▶ [PAGE EXTRACT]
========
Groovy in Action
Simon P. Chappell writes "I missed the partying in the 70's and so was not exposed to the full groovy experience that was available. You could say that I was a late developer (pun intended). Thankfully, I am now able to make up for lost time by learning the Groovy scripting language. For those of you not familiar with Groovy, it is a dynamic language designed to run on a Java Virtual Machine and be easy for Java programmers to work with; it looks very similar to Java and will freely inter-operate with Java objects and libraries. I've been tinkering with Groovy on and off for about two years now; learning Groovy in the old days, prior to this year, was a challenge with all of the design changes that were taking place. Groovy in Action (GinA) is the book that I'd wished was available back then. Dierk König, a committer for the Groovy project, has written this definitive guide to Groovy and after what has seemed an eternity to those of us on the Groovy mailing list, it is finally available." Read below for the rest of Simon's review.
Groovy in Action
author
Dierk König, Andrew Glover, Paul King, Guillaume Laforge, Jon Skeet
pages
659
publisher
Manning
rating
9
reviewer
Simon P. Chappell
ISBN
1932394842
summary
A practical how-to book for Groovy
The obvious candidate for this book is the programmer that wants to learn Groovy. What is less obvious, is just who those people are, because programmers who would find Groovy useful are likely to come from quite a wide selection of backgrounds. If you thought that Groovy wasn't for you, read on and consider whether you may have judged in haste.
Current, or former, Java programmers will love Groovy and they will likely make up the greatest proportion of the readership. They will especially appreciate the interoperability of Groovy with Java: your Groovy objects are Java objects, right down to the bytecode level.
As a dynamic language, Groovy attracts a good quantity of the traditional users of scripting languages. Expect to see more than a few system administrators and build managers pick up on Groovy as they realise the benefits it brings. Further sweetening the pot, for build managers, is the ability to use Groovy as a scripting language within Ant. Another group of readers may well come from the dynamic language communities. I think that Ruby and Python programmers may well find this an interesting book to help them understand this new arrival on the scene. With the steady maturing of the Grails project, that uses Groovy as it's implementation and development language, even the Ruby on Rails folks might be curious.
========
(Records excerpted from a collection)
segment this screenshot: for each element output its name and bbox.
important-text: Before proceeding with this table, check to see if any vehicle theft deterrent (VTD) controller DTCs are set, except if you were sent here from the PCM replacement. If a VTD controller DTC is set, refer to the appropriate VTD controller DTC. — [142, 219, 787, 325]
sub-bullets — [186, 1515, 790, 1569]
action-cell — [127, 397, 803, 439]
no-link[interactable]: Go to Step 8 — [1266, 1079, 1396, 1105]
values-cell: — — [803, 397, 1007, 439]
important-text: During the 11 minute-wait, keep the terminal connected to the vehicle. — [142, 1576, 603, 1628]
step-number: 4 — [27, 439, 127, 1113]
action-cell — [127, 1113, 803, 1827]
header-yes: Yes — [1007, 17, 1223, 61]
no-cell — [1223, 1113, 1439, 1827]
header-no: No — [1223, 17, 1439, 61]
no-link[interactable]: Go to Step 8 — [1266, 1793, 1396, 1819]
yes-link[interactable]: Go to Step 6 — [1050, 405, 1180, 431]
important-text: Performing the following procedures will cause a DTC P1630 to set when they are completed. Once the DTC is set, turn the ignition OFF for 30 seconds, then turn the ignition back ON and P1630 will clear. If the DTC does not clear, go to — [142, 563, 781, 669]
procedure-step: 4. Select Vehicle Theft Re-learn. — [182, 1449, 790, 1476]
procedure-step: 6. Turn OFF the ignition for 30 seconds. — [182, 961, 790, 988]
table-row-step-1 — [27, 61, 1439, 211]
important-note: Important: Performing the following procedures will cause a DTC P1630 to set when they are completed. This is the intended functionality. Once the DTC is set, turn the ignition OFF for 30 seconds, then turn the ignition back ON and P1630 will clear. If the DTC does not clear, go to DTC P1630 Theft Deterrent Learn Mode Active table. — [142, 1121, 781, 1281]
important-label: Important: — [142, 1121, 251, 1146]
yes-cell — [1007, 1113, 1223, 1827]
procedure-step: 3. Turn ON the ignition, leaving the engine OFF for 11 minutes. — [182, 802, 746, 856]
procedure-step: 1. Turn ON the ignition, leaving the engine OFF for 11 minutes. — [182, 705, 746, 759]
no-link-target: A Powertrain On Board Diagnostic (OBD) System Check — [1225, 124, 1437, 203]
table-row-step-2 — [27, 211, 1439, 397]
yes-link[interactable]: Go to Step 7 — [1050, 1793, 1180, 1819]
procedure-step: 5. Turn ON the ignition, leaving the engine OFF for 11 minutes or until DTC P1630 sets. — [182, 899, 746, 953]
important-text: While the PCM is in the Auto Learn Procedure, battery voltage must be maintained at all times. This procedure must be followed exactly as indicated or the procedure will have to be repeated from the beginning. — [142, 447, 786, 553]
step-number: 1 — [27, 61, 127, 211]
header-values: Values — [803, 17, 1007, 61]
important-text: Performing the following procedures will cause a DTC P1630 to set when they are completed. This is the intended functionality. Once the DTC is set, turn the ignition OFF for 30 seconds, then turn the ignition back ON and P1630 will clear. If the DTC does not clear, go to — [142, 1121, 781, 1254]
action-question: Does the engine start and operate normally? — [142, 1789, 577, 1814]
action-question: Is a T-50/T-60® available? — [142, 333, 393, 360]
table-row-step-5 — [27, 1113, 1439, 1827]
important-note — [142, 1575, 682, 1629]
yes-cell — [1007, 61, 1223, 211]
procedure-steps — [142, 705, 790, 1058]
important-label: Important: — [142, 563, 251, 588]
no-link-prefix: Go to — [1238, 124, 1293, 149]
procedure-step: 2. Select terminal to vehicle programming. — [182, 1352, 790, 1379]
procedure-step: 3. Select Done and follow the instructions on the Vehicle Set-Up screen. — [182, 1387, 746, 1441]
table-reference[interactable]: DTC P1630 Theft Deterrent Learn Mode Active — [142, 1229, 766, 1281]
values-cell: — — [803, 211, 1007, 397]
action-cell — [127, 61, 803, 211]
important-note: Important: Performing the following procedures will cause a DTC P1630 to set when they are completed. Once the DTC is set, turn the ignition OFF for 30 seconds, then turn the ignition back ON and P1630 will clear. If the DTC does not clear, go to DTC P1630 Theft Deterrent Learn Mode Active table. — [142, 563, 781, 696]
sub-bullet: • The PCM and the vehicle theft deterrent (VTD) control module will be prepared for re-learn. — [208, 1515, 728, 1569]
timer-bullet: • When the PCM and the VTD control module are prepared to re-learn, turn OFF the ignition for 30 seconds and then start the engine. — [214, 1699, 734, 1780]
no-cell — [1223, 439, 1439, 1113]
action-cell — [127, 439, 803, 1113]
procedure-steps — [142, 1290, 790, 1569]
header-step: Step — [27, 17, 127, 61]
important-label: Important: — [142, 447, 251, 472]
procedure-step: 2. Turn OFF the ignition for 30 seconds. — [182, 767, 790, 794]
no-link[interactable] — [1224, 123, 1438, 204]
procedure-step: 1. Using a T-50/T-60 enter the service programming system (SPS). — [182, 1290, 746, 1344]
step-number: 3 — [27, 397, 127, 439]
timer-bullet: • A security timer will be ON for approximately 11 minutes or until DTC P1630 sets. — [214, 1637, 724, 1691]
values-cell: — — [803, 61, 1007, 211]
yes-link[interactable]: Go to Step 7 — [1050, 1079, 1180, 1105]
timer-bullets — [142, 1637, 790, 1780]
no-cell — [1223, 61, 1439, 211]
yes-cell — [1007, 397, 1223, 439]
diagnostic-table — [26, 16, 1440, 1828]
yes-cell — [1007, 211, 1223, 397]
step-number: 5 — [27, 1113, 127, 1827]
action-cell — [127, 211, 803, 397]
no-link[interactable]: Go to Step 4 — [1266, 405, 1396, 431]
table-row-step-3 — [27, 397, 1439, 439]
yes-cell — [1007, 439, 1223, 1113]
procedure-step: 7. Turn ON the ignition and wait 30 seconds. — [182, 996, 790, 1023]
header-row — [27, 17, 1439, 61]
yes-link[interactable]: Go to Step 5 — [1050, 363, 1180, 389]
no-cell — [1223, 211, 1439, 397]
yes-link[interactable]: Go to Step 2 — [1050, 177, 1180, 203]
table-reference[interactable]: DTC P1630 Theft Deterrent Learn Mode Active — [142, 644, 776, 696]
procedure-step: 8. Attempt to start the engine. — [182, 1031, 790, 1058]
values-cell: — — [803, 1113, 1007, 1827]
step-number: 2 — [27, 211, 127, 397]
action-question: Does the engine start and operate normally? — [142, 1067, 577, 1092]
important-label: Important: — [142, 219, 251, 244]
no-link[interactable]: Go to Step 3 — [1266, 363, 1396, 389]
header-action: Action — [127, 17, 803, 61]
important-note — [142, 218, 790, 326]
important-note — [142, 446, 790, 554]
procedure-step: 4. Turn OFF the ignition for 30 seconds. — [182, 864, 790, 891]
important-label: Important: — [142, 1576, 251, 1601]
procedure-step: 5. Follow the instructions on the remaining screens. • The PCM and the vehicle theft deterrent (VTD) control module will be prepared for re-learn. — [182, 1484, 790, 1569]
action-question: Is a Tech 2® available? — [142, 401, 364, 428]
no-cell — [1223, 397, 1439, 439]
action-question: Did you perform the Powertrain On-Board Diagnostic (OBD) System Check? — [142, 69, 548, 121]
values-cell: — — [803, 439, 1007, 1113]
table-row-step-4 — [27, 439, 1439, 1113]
========
▶ [WORK INSTRUCTIONS] Please copy the whole Groovy in Action review above word for word, from its opening title to its final sentence.

▶ [EXERCISE SOLUTION]
Groovy in Action
Simon P. Chappell writes "I missed the partying in the 70's and so was not exposed to the full groovy experience that was available. You could say that I was a late developer (pun intended). Thankfully, I am now able to make up for lost time by learning the Groovy scripting language. For those of you not familiar with Groovy, it is a dynamic language designed to run on a Java Virtual Machine and be easy for Java programmers to work with; it looks very similar to Java and will freely inter-operate with Java objects and libraries. I've been tinkering with Groovy on and off for about two years now; learning Groovy in the old days, prior to this year, was a challenge with all of the design changes that were taking place. Groovy in Action (GinA) is the book that I'd wished was available back then. Dierk König, a committer for the Groovy project, has written this definitive guide to Groovy and after what has seemed an eternity to those of us on the Groovy mailing list, it is finally available." Read below for the rest of Simon's review.
Groovy in Action
author
Dierk König, Andrew Glover, Paul King, Guillaume Laforge, Jon Skeet
pages
659
publisher
Manning
rating
9
reviewer
Simon P. Chappell
ISBN
1932394842
summary
A practical how-to book for Groovy
The obvious candidate for this book is the programmer that wants to learn Groovy. What is less obvious, is just who those people are, because programmers who would find Groovy useful are likely to come from quite a wide selection of backgrounds. If you thought that Groovy wasn't for you, read on and consider whether you may have judged in haste.
Current, or former, Java programmers will love Groovy and they will likely make up the greatest proportion of the readership. They will especially appreciate the interoperability of Groovy with Java: your Groovy objects are Java objects, right down to the bytecode level.
As a dynamic language, Groovy attracts a good quantity of the traditional users of scripting languages. Expect to see more than a few system administrators and build managers pick up on Groovy as they realise the benefits it brings. Further sweetening the pot, for build managers, is the ability to use Groovy as a scripting language within Ant. Another group of readers may well come from the dynamic language communities. I think that Ruby and Python programmers may well find this an interesting book to help them understand this new arrival on the scene. With the steady maturing of the Grails project, that uses Groovy as it's implementation and development language, even the Ruby on Rails folks might be curious.